##### SUPPLIED ENTRIES #####

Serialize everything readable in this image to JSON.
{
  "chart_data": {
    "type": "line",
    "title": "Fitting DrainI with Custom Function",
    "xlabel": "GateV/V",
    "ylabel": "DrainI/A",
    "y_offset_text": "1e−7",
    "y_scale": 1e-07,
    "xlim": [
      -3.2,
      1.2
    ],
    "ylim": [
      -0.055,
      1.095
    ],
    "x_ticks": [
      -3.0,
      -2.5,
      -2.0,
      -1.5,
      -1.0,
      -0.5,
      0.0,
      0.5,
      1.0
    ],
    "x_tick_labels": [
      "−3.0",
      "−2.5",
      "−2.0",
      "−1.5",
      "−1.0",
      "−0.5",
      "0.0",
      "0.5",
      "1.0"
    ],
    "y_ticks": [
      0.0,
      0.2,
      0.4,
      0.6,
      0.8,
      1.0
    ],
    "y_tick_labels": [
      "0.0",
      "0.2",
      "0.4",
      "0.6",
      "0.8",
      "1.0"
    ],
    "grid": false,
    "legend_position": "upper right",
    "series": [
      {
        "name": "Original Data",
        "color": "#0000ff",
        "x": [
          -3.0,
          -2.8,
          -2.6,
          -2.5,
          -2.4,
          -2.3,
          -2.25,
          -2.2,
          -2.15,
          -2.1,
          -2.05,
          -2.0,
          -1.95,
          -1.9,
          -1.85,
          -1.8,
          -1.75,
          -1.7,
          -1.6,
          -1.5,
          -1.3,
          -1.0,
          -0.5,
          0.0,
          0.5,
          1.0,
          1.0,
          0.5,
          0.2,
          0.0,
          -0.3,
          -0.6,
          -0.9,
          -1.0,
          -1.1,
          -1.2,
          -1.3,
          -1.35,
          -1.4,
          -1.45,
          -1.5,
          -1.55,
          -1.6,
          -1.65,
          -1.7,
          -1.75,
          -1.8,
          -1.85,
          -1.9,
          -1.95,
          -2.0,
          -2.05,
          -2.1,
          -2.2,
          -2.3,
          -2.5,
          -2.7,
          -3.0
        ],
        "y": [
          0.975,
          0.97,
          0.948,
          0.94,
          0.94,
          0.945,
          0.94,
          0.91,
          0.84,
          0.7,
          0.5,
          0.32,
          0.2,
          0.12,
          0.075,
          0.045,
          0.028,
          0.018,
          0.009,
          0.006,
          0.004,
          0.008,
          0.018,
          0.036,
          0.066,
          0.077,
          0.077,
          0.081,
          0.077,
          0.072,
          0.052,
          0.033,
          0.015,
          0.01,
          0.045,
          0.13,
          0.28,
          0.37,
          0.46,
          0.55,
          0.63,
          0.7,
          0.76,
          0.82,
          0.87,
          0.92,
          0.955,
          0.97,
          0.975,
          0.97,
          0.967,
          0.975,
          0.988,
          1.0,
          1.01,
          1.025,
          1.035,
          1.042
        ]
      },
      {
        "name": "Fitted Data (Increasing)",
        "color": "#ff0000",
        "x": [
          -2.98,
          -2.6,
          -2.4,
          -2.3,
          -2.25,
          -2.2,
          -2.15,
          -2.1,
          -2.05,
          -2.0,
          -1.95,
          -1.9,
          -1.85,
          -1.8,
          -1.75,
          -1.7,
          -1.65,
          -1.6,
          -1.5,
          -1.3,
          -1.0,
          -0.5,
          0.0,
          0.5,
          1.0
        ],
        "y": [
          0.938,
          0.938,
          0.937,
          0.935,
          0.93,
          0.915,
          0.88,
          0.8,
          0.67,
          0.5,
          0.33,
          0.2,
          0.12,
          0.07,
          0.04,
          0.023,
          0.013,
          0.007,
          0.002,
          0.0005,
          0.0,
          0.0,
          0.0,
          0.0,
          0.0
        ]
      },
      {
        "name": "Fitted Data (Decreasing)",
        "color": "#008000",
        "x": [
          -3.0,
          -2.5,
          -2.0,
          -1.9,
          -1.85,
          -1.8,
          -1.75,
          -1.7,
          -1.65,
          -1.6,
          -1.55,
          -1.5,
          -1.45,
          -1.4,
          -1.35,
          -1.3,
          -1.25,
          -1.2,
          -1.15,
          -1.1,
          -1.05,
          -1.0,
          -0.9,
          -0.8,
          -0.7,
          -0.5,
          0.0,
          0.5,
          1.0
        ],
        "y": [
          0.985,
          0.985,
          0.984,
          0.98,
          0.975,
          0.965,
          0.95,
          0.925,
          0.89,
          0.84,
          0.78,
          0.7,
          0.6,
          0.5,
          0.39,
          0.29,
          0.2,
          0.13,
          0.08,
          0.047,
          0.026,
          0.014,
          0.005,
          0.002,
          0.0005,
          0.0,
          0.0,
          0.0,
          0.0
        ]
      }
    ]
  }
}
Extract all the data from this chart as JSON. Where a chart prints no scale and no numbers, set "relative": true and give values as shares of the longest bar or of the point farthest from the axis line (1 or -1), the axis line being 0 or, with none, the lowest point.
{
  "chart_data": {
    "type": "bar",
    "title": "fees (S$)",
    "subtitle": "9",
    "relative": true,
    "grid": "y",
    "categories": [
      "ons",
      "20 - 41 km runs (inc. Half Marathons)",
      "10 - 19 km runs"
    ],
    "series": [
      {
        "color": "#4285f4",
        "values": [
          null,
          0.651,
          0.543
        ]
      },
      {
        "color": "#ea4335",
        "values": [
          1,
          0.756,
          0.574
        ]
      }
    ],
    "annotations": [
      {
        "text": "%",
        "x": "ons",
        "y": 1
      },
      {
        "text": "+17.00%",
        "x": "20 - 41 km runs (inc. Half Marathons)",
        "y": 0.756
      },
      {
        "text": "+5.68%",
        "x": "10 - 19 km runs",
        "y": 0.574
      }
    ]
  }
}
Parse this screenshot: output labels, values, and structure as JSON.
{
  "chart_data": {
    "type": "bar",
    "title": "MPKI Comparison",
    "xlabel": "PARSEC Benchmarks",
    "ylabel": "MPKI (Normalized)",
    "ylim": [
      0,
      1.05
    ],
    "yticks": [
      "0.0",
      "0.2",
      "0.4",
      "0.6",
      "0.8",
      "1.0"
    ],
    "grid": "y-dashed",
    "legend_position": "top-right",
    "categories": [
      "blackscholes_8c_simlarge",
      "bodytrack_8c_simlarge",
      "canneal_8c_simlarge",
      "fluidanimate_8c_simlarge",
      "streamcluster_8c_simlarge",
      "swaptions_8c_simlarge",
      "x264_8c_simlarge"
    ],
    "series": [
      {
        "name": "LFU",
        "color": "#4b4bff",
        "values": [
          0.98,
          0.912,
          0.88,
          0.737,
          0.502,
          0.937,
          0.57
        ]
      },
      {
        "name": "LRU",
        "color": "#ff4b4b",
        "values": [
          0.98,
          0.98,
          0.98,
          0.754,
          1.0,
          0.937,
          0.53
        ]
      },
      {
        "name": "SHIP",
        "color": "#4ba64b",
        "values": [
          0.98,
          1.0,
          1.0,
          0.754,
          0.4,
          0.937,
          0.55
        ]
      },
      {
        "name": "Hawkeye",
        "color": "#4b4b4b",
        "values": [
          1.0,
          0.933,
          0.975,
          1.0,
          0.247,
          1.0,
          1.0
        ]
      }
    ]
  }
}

#####

> [WHAT IS ASKED] Identify and list each line with the word "DrainI".

> [FINISHED EXERCISE]
    "title": "Fitting DrainI with Custom Function",
    "ylabel": "DrainI/A",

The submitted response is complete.